Do this: Reproduce the part of the listing below that opens with the line containing "info-icon[interactable]: i: [611, 356, 631, 376]" and closes with the line containing "table-cell: 0.01: [670, 308, 840, 322]", keeping both of those lines and changing nothing.

Bounding box annotations
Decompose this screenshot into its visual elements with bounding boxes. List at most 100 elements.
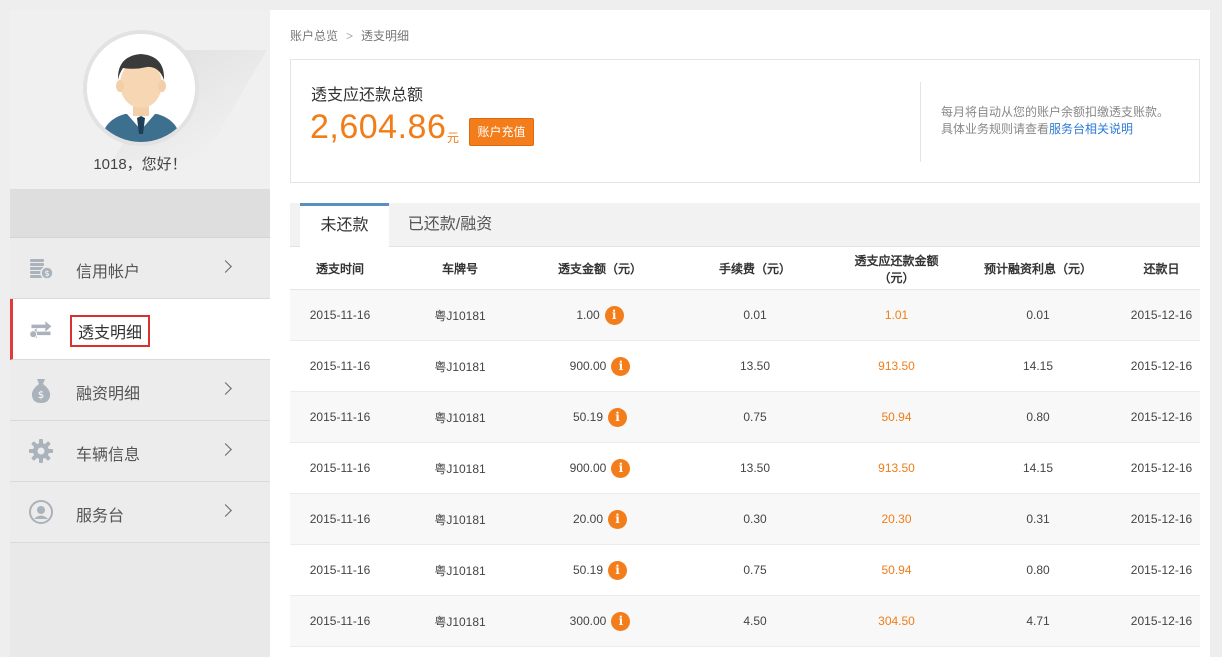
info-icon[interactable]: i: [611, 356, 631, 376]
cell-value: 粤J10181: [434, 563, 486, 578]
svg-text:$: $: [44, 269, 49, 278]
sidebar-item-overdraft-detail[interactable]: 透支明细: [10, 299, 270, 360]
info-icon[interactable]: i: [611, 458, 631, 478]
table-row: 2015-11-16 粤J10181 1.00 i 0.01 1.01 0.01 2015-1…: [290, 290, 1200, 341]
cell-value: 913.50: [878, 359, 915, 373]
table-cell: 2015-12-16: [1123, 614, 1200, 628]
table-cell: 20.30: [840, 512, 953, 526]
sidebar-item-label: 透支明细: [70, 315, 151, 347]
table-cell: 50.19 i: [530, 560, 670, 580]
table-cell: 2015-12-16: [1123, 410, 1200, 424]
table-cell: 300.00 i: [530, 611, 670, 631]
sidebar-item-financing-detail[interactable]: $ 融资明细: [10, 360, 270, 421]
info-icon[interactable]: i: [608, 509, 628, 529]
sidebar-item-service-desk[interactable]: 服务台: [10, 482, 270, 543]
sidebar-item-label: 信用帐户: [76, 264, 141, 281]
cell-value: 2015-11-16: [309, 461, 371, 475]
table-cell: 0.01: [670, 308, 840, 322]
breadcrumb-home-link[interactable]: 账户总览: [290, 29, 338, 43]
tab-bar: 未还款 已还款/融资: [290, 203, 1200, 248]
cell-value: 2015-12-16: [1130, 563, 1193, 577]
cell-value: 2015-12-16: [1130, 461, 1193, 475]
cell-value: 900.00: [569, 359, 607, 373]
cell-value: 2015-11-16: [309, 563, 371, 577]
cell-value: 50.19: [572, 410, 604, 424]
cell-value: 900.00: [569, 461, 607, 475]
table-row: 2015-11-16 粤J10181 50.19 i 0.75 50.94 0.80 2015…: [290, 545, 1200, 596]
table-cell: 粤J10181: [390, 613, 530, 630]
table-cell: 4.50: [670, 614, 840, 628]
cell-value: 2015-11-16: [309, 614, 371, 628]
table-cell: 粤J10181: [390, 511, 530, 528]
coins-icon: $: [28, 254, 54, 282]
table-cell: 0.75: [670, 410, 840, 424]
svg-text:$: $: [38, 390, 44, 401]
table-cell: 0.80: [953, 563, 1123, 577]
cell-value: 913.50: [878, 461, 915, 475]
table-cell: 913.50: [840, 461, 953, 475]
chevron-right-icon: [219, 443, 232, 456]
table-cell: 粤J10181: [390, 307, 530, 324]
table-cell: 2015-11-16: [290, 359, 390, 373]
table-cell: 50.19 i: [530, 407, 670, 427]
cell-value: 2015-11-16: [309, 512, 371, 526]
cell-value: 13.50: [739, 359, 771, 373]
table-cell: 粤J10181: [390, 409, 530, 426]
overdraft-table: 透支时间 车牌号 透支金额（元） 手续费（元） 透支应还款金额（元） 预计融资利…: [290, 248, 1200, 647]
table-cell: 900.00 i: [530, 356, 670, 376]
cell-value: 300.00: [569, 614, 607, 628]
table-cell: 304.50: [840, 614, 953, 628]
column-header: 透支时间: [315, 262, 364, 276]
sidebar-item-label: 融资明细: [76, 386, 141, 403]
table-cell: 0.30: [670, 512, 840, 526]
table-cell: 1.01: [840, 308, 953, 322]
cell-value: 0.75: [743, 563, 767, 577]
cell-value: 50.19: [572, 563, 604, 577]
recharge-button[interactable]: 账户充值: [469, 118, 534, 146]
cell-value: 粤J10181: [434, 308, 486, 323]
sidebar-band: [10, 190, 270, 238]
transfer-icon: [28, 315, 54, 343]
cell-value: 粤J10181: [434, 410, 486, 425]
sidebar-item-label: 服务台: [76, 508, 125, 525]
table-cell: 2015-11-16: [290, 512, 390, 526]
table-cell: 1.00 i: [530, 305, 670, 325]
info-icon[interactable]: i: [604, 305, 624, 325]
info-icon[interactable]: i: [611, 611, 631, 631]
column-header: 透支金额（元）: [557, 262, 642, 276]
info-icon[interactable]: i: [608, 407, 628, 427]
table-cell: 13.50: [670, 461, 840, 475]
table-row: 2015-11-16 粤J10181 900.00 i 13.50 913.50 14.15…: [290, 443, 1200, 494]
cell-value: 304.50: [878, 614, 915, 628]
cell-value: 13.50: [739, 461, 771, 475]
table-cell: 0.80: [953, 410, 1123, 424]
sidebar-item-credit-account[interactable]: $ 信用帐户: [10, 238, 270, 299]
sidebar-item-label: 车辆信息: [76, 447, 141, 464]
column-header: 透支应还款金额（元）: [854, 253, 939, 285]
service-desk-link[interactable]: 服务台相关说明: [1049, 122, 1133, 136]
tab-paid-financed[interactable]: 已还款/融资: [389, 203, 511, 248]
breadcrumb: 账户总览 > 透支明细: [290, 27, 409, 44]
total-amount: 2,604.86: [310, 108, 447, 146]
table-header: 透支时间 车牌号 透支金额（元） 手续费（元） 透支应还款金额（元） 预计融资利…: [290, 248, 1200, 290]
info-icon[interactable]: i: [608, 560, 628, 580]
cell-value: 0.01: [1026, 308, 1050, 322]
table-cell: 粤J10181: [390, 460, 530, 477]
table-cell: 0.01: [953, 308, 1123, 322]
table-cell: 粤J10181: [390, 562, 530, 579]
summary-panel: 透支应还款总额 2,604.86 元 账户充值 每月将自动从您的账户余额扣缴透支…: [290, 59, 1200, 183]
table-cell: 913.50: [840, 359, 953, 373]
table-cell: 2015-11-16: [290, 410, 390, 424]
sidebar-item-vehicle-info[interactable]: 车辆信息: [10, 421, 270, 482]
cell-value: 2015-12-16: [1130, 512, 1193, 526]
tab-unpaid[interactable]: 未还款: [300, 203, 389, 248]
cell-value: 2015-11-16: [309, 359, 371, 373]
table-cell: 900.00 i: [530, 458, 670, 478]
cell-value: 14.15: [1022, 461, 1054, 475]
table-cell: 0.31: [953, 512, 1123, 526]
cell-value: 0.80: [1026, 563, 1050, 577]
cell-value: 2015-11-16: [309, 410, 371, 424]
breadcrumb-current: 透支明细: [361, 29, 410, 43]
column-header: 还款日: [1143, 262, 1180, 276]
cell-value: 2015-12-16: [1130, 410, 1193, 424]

The solution:
info-icon[interactable]: i: [611, 356, 631, 376]
cell-value: 粤J10181: [434, 563, 486, 578]
svg-text:$: $: [44, 269, 49, 278]
sidebar-item-overdraft-detail[interactable]: 透支明细: [10, 299, 270, 360]
info-icon[interactable]: i: [611, 458, 631, 478]
table-row: 2015-11-16 粤J10181 1.00 i 0.01 1.01 0.01 2015-1…: [290, 290, 1200, 341]
cell-value: 913.50: [878, 359, 915, 373]
table-cell: 2015-12-16: [1123, 614, 1200, 628]
table-cell: 20.30: [840, 512, 953, 526]
sidebar-item-label: 透支明细: [70, 315, 151, 347]
table-cell: 50.19 i: [530, 560, 670, 580]
table-cell: 2015-12-16: [1123, 410, 1200, 424]
table-cell: 300.00 i: [530, 611, 670, 631]
sidebar-item-financing-detail[interactable]: $ 融资明细: [10, 360, 270, 421]
info-icon[interactable]: i: [608, 509, 628, 529]
sidebar-item-service-desk[interactable]: 服务台: [10, 482, 270, 543]
sidebar-item-label: 信用帐户: [76, 264, 141, 281]
cell-value: 2015-11-16: [309, 461, 371, 475]
table-cell: 0.01: [670, 308, 840, 322]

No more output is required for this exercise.